- EXERCISE OBJECTIVE -
Reproduce every entry exactly, without alteration.

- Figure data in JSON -
|---|

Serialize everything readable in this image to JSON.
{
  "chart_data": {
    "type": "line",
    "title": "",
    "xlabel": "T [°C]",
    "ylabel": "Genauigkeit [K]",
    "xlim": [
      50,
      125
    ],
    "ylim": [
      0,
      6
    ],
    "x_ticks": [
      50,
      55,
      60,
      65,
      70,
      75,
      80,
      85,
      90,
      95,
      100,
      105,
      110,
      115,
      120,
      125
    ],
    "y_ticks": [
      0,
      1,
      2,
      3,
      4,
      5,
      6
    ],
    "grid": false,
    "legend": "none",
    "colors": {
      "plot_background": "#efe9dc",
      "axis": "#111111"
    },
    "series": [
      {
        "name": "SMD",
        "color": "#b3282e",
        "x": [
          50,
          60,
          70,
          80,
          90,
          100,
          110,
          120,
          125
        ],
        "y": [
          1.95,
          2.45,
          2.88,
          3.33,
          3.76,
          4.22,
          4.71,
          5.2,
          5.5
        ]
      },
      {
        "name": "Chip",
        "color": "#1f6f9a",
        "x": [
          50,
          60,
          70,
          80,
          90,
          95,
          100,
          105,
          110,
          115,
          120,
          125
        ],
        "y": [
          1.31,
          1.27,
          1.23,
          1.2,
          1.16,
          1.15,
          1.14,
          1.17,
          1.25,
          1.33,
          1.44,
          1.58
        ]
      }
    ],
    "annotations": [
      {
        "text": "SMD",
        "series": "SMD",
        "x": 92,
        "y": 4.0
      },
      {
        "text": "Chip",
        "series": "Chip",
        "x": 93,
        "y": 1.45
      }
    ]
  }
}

|---|

- RESULT -
Serialize everything readable in this image to JSON.
{
  "chart_data": {
    "type": "line",
    "title": "",
    "xlabel": "T [°C]",
    "ylabel": "Genauigkeit [K]",
    "xlim": [
      50,
      125
    ],
    "ylim": [
      0,
      6
    ],
    "x_ticks": [
      50,
      55,
      60,
      65,
      70,
      75,
      80,
      85,
      90,
      95,
      100,
      105,
      110,
      115,
      120,
      125
    ],
    "y_ticks": [
      0,
      1,
      2,
      3,
      4,
      5,
      6
    ],
    "grid": false,
    "legend": "none",
    "colors": {
      "plot_background": "#efe9dc",
      "axis": "#111111"
    },
    "series": [
      {
        "name": "SMD",
        "color": "#b3282e",
        "x": [
          50,
          60,
          70,
          80,
          90,
          100,
          110,
          120,
          125
        ],
        "y": [
          1.95,
          2.45,
          2.88,
          3.33,
          3.76,
          4.22,
          4.71,
          5.2,
          5.5
        ]
      },
      {
        "name": "Chip",
        "color": "#1f6f9a",
        "x": [
          50,
          60,
          70,
          80,
          90,
          95,
          100,
          105,
          110,
          115,
          120,
          125
        ],
        "y": [
          1.31,
          1.27,
          1.23,
          1.2,
          1.16,
          1.15,
          1.14,
          1.17,
          1.25,
          1.33,
          1.44,
          1.58
        ]
      }
    ],
    "annotations": [
      {
        "text": "SMD",
        "series": "SMD",
        "x": 92,
        "y": 4.0
      },
      {
        "text": "Chip",
        "series": "Chip",
        "x": 93,
        "y": 1.45
      }
    ]
  }
}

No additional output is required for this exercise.